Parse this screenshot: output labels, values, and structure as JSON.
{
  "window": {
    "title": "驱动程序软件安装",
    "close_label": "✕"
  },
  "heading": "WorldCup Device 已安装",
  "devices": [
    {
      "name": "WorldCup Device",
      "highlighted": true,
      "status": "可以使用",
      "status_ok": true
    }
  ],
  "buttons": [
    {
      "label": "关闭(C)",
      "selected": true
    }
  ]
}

_ _ _

**Exercise objective**
Output the data above exactly, please, line for line.

**Expected answer**
Parse this screenshot: output labels, values, and structure as JSON.
{
  "window": {
    "title": "驱动程序软件安装",
    "close_label": "✕"
  },
  "heading": "WorldCup Device 已安装",
  "devices": [
    {
      "name": "WorldCup Device",
      "highlighted": true,
      "status": "可以使用",
      "status_ok": true
    }
  ],
  "buttons": [
    {
      "label": "关闭(C)",
      "selected": true
    }
  ]
}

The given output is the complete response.